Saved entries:
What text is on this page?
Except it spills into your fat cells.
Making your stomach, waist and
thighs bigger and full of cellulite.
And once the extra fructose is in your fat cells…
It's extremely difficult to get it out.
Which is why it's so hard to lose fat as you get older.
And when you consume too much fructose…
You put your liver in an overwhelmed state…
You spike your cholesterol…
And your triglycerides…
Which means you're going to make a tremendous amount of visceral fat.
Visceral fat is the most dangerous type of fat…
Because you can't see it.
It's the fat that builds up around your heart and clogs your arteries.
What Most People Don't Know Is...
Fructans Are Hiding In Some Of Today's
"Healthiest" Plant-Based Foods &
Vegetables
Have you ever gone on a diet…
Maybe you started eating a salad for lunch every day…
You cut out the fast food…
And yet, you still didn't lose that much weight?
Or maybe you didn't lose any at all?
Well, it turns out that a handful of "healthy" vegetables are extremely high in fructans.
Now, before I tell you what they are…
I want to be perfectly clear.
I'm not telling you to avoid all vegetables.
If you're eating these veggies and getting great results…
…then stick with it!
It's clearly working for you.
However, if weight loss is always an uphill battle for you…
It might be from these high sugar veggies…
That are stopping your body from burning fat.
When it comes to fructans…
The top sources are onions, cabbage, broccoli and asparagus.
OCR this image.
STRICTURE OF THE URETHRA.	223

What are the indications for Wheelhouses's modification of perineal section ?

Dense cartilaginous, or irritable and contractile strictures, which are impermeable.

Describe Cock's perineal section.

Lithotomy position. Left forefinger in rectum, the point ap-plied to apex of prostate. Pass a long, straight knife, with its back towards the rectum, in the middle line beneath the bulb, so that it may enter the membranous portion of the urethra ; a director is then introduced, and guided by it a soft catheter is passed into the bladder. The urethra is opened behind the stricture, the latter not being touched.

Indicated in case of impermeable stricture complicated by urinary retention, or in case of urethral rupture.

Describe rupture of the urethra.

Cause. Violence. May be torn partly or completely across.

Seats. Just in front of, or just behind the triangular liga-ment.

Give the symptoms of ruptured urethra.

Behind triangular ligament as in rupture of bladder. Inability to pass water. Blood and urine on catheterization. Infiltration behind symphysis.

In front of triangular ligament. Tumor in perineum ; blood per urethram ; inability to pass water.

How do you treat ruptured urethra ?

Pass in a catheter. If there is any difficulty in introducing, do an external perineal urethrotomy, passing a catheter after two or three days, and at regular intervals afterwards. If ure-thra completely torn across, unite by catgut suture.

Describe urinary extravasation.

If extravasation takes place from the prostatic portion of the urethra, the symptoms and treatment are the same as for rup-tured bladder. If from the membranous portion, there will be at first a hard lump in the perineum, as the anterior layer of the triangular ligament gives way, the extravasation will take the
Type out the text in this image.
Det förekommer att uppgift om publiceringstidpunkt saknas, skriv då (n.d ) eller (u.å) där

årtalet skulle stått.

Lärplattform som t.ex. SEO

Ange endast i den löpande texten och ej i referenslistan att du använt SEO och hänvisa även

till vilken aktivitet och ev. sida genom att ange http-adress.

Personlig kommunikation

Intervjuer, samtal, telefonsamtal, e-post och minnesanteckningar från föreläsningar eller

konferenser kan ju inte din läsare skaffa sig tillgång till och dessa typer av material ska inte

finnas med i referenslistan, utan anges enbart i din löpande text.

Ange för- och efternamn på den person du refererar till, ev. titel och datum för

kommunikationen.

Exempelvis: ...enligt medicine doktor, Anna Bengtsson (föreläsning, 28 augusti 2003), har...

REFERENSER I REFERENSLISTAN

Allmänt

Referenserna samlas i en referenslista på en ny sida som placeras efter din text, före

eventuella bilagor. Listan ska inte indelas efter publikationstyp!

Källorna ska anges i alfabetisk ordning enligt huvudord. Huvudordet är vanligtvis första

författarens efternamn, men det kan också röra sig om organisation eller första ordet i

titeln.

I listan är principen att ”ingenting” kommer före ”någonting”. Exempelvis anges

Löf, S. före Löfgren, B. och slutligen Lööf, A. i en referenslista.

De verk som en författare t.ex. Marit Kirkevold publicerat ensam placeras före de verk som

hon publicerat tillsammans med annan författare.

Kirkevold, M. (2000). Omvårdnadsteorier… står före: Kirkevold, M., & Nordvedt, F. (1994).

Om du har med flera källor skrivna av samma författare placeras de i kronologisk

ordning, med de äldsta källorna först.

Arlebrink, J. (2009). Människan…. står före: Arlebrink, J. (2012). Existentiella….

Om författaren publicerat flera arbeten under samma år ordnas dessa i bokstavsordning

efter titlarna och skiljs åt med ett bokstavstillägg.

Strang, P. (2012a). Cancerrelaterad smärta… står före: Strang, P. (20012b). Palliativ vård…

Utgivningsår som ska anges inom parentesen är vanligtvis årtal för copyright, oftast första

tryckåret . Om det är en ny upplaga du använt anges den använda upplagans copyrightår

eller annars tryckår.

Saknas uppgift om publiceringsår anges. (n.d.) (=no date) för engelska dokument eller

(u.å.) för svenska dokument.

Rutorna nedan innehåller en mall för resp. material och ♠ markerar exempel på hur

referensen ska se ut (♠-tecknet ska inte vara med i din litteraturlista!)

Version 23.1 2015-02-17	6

**Task**
Repeat every record above. Each one must match exactly.

**Exercise solution**
What text is on this page?
Except it spills into your fat cells.
Making your stomach, waist and
thighs bigger and full of cellulite.
And once the extra fructose is in your fat cells…
It's extremely difficult to get it out.
Which is why it's so hard to lose fat as you get older.
And when you consume too much fructose…
You put your liver in an overwhelmed state…
You spike your cholesterol…
And your triglycerides…
Which means you're going to make a tremendous amount of visceral fat.
Visceral fat is the most dangerous type of fat…
Because you can't see it.
It's the fat that builds up around your heart and clogs your arteries.
What Most People Don't Know Is...
Fructans Are Hiding In Some Of Today's
"Healthiest" Plant-Based Foods &
Vegetables
Have you ever gone on a diet…
Maybe you started eating a salad for lunch every day…
You cut out the fast food…
And yet, you still didn't lose that much weight?
Or maybe you didn't lose any at all?
Well, it turns out that a handful of "healthy" vegetables are extremely high in fructans.
Now, before I tell you what they are…
I want to be perfectly clear.
I'm not telling you to avoid all vegetables.
If you're eating these veggies and getting great results…
…then stick with it!
It's clearly working for you.
However, if weight loss is always an uphill battle for you…
It might be from these high sugar veggies…
That are stopping your body from burning fat.
When it comes to fructans…
The top sources are onions, cabbage, broccoli and asparagus.
OCR this image.
STRICTURE OF THE URETHRA.	223

What are the indications for Wheelhouses's modification of perineal section ?

Dense cartilaginous, or irritable and contractile strictures, which are impermeable.

Describe Cock's perineal section.

Lithotomy position. Left forefinger in rectum, the point ap-plied to apex of prostate. Pass a long, straight knife, with its back towards the rectum, in the middle line beneath the bulb, so that it may enter the membranous portion of the urethra ; a director is then introduced, and guided by it a soft catheter is passed into the bladder. The urethra is opened behind the stricture, the latter not being touched.

Indicated in case of impermeable stricture complicated by urinary retention, or in case of urethral rupture.

Describe rupture of the urethra.

Cause. Violence. May be torn partly or completely across.

Seats. Just in front of, or just behind the triangular liga-ment.

Give the symptoms of ruptured urethra.

Behind triangular ligament as in rupture of bladder. Inability to pass water. Blood and urine on catheterization. Infiltration behind symphysis.

In front of triangular ligament. Tumor in perineum ; blood per urethram ; inability to pass water.

How do you treat ruptured urethra ?

Pass in a catheter. If there is any difficulty in introducing, do an external perineal urethrotomy, passing a catheter after two or three days, and at regular intervals afterwards. If ure-thra completely torn across, unite by catgut suture.

Describe urinary extravasation.

If extravasation takes place from the prostatic portion of the urethra, the symptoms and treatment are the same as for rup-tured bladder. If from the membranous portion, there will be at first a hard lump in the perineum, as the anterior layer of the triangular ligament gives way, the extravasation will take the
Type out the text in this image.
Det förekommer att uppgift om publiceringstidpunkt saknas, skriv då (n.d ) eller (u.å) där

årtalet skulle stått.

Lärplattform som t.ex. SEO

Ange endast i den löpande texten och ej i referenslistan att du använt SEO och hänvisa även

till vilken aktivitet och ev. sida genom att ange http-adress.

Personlig kommunikation

Intervjuer, samtal, telefonsamtal, e-post och minnesanteckningar från föreläsningar eller

konferenser kan ju inte din läsare skaffa sig tillgång till och dessa typer av material ska inte

finnas med i referenslistan, utan anges enbart i din löpande text.

Ange för- och efternamn på den person du refererar till, ev. titel och datum för

kommunikationen.

Exempelvis: ...enligt medicine doktor, Anna Bengtsson (föreläsning, 28 augusti 2003), har...

REFERENSER I REFERENSLISTAN

Allmänt

Referenserna samlas i en referenslista på en ny sida som placeras efter din text, före

eventuella bilagor. Listan ska inte indelas efter publikationstyp!

Källorna ska anges i alfabetisk ordning enligt huvudord. Huvudordet är vanligtvis första

författarens efternamn, men det kan också röra sig om organisation eller första ordet i

titeln.

I listan är principen att ”ingenting” kommer före ”någonting”. Exempelvis anges

Löf, S. före Löfgren, B. och slutligen Lööf, A. i en referenslista.

De verk som en författare t.ex. Marit Kirkevold publicerat ensam placeras före de verk som

hon publicerat tillsammans med annan författare.

Kirkevold, M. (2000). Omvårdnadsteorier… står före: Kirkevold, M., & Nordvedt, F. (1994).

Om du har med flera källor skrivna av samma författare placeras de i kronologisk

ordning, med de äldsta källorna först.

Arlebrink, J. (2009). Människan…. står före: Arlebrink, J. (2012). Existentiella….

Om författaren publicerat flera arbeten under samma år ordnas dessa i bokstavsordning

efter titlarna och skiljs åt med ett bokstavstillägg.

Strang, P. (2012a). Cancerrelaterad smärta… står före: Strang, P. (20012b). Palliativ vård…

Utgivningsår som ska anges inom parentesen är vanligtvis årtal för copyright, oftast första

tryckåret . Om det är en ny upplaga du använt anges den använda upplagans copyrightår

eller annars tryckår.

Saknas uppgift om publiceringsår anges. (n.d.) (=no date) för engelska dokument eller

(u.å.) för svenska dokument.

Rutorna nedan innehåller en mall för resp. material och ♠ markerar exempel på hur

referensen ska se ut (♠-tecknet ska inte vara med i din litteraturlista!)

Version 23.1 2015-02-17	6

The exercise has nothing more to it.